_INSTRUCTION:_ Of all the lines in the records, how many hold the word "просмотров"? Answer with the number only.

_DATA LINES:_
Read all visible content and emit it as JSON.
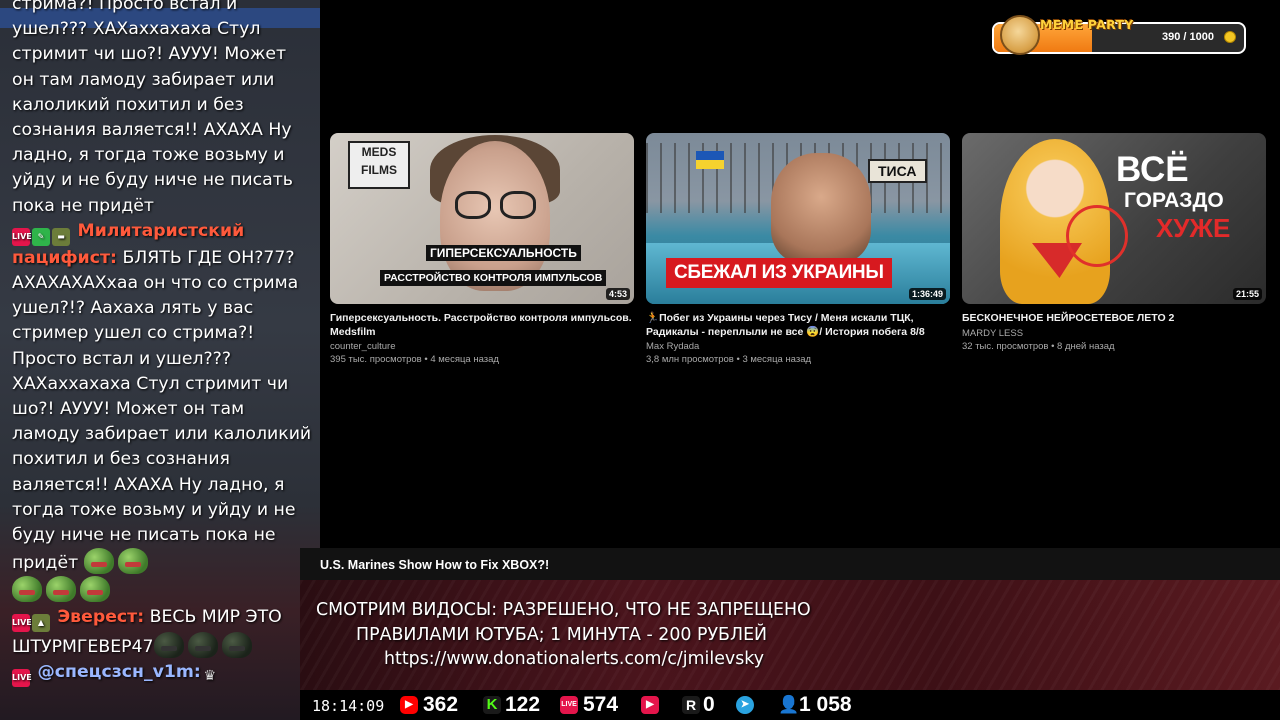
{
  "chat": {
    "messages": [
      {
        "lines": "стрима?! Просто встал и ушел??? ХАХаххахаха Стул стримит чи шо?! АУУУ! Может он там ламоду забирает или калоликий похитил и без сознания валяется!! АХАХА Ну ладно, я тогда тоже возьму и уйду и не буду ниче не писать пока не придёт"
      },
      {
        "user": "Милитаристский пацифист:",
        "text": " БЛЯТЬ ГДЕ ОН?77? АХАХАХАХхаа он что со стрима ушел?!? Аахаха лять у вас стример ушел со стрима?! Просто встал и ушел??? ХАХаххахаха Стул стримит чи шо?! АУУУ! Может он там ламоду забирает или калоликий похитил и без сознания валяется!! АХАХА Ну ладно, я тогда тоже возьму и уйду и не буду ниче не писать пока не придёт"
      },
      {
        "user": "Эверест:",
        "text": " ВЕСЬ МИР ЭТО ШТУРМГЕВЕР47"
      },
      {
        "user": "@спецсзсн_v1m:",
        "text": ""
      }
    ],
    "user_colors": {
      "militarist": "#ff5a3c",
      "everest": "#ff5a3c",
      "next": "#9ab7ff"
    }
  },
  "meme_party": {
    "title": "MEME PARTY",
    "value": "390 / 1000",
    "progress": 0.39,
    "icon": "doge-icon",
    "coin_icon": "coin-icon"
  },
  "videos": [
    {
      "title": "Гиперсексуальность. Расстройство контроля импульсов. Medsfilm",
      "channel": "counter_culture",
      "meta": "395 тыс. просмотров • 4 месяца назад",
      "duration": "4:53",
      "thumb_text": [
        "MEDS FILMS",
        "ГИПЕРСЕКСУАЛЬНОСТЬ",
        "РАССТРОЙСТВО КОНТРОЛЯ ИМПУЛЬСОВ"
      ]
    },
    {
      "title": "🏃Побег из Украины через Тису / Меня искали ТЦК, Радикалы - переплыли не все 😨/ История побега 8/8",
      "channel": "Max Rydada",
      "meta": "3,8 млн просмотров • 3 месяца назад",
      "duration": "1:36:49",
      "thumb_text": [
        "ТИСА",
        "СБЕЖАЛ ИЗ УКРАИНЫ"
      ]
    },
    {
      "title": "БЕСКОНЕЧНОЕ НЕЙРОСЕТЕВОЕ ЛЕТО 2",
      "channel": "MARDY LESS",
      "meta": "32 тыс. просмотров • 8 дней назад",
      "duration": "21:55",
      "thumb_text": [
        "ВСЁ",
        "ГОРАЗДО",
        "ХУЖЕ"
      ]
    }
  ],
  "now_playing_title": "U.S. Marines Show How to Fix XBOX?!",
  "rules": {
    "line1": "СМОТРИМ ВИДОСЫ: РАЗРЕШЕНО, ЧТО НЕ ЗАПРЕЩЕНО",
    "line2": "ПРАВИЛАМИ ЮТУБА; 1 МИНУТА - 200 РУБЛЕЙ",
    "line3": "https://www.donationalerts.com/c/jmilevsky"
  },
  "stats": {
    "clock": "18:14:09",
    "items": [
      {
        "icon": "youtube-icon",
        "value": "362",
        "color": "#ff0000"
      },
      {
        "icon": "kick-icon",
        "value": "122",
        "color": "#53fc18"
      },
      {
        "icon": "vk-live-icon",
        "value": "574",
        "color": "#e4154b"
      },
      {
        "icon": "rutube-play-icon",
        "value": "",
        "color": "#e4154b"
      },
      {
        "icon": "rutube-icon",
        "value": "0",
        "color": "#1a1a1a"
      },
      {
        "icon": "telegram-icon",
        "value": "",
        "color": "#2aa3e0"
      },
      {
        "icon": "viewers-icon",
        "value": "1 058",
        "color": "#3b82f6"
      }
    ]
  }
}
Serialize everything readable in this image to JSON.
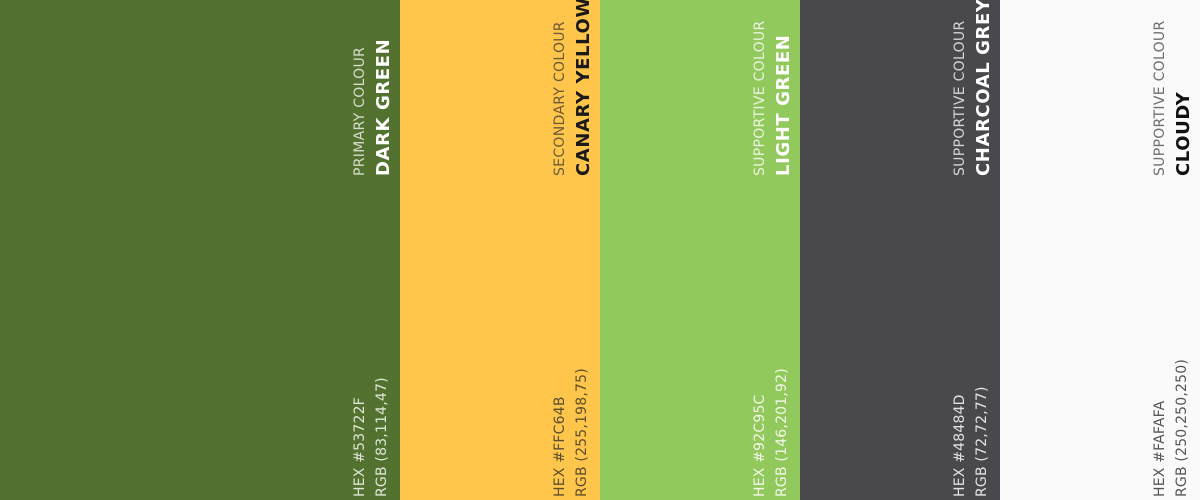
{
  "swatches": [
    {
      "role": "PRIMARY COLOUR",
      "name": "DARK GREEN",
      "hex": "HEX #53722F",
      "rgb": "RGB (83,114,47)",
      "background": "#53722F",
      "role_color": "#d6dccd",
      "name_color": "#ffffff",
      "code_color": "#dfe5d7"
    },
    {
      "role": "SECONDARY COLOUR",
      "name": "CANARY YELLOW",
      "hex": "HEX #FFC64B",
      "rgb": "RGB (255,198,75)",
      "background": "#FFC64B",
      "role_color": "#6b5a35",
      "name_color": "#1a1a1a",
      "code_color": "#5c4d2c"
    },
    {
      "role": "SUPPORTIVE COLOUR",
      "name": "LIGHT GREEN",
      "hex": "HEX #92C95C",
      "rgb": "RGB (146,201,92)",
      "background": "#92C95C",
      "role_color": "#eaf4df",
      "name_color": "#ffffff",
      "code_color": "#f2f8ea"
    },
    {
      "role": "SUPPORTIVE COLOUR",
      "name": "CHARCOAL GREY",
      "hex": "HEX #48484D",
      "rgb": "RGB (72,72,77)",
      "background": "#48484D",
      "role_color": "#d5d5d8",
      "name_color": "#ffffff",
      "code_color": "#e3e3e6"
    },
    {
      "role": "SUPPORTIVE COLOUR",
      "name": "CLOUDY",
      "hex": "HEX #FAFAFA",
      "rgb": "RGB (250,250,250)",
      "background": "#FAFAFA",
      "role_color": "#6e6e73",
      "name_color": "#111111",
      "code_color": "#555559"
    }
  ]
}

_THE RESULT:_ 3